-- Brief --
Look for the string "Hadrian" in every line, and copy each line that has it.

-------------------------

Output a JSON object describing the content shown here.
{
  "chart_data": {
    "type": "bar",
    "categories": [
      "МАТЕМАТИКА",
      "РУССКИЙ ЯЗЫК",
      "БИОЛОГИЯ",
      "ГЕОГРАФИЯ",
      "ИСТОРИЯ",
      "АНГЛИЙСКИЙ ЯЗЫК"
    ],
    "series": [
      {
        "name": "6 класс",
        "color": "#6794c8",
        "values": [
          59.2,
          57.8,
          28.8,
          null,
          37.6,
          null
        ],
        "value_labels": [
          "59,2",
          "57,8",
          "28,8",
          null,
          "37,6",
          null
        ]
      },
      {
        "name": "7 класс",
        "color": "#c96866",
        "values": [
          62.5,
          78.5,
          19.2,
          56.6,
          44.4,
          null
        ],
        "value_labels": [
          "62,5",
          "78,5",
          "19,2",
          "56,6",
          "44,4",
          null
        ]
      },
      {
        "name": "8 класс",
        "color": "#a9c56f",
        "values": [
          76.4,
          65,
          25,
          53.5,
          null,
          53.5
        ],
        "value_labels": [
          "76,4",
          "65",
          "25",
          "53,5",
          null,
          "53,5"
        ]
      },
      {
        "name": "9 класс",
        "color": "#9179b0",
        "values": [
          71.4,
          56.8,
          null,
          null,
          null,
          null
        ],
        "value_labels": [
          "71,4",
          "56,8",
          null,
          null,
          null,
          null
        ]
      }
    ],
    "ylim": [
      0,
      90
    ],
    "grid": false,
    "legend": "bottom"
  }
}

-------------------------

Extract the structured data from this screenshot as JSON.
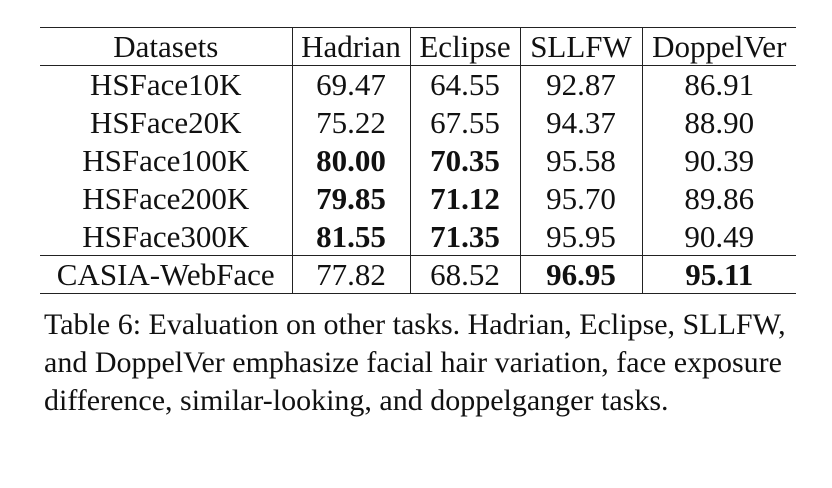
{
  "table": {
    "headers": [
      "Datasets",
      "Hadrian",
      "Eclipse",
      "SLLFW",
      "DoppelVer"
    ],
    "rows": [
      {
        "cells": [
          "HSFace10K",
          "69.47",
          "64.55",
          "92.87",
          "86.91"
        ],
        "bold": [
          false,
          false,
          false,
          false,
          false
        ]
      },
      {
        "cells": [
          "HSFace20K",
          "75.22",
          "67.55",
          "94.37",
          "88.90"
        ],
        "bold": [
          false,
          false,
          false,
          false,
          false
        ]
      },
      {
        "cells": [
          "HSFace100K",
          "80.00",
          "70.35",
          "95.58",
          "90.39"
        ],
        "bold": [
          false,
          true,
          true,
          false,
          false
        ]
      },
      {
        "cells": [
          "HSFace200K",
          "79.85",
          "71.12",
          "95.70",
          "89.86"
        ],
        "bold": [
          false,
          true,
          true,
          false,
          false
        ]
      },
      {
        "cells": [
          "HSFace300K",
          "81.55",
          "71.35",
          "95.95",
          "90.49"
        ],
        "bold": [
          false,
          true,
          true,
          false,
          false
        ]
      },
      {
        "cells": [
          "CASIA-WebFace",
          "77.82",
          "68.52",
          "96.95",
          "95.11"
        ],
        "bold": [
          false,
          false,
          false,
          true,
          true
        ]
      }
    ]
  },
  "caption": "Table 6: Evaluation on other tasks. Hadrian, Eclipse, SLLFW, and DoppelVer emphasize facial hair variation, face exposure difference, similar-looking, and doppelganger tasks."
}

-------------------------

-- The completed task --
      "Hadrian",
  "caption": "Table 6: Evaluation on other tasks. Hadrian, Eclipse, SLLFW, and DoppelVer emphasize facial hair variation, face exposure difference, similar-looking, and doppelganger tasks."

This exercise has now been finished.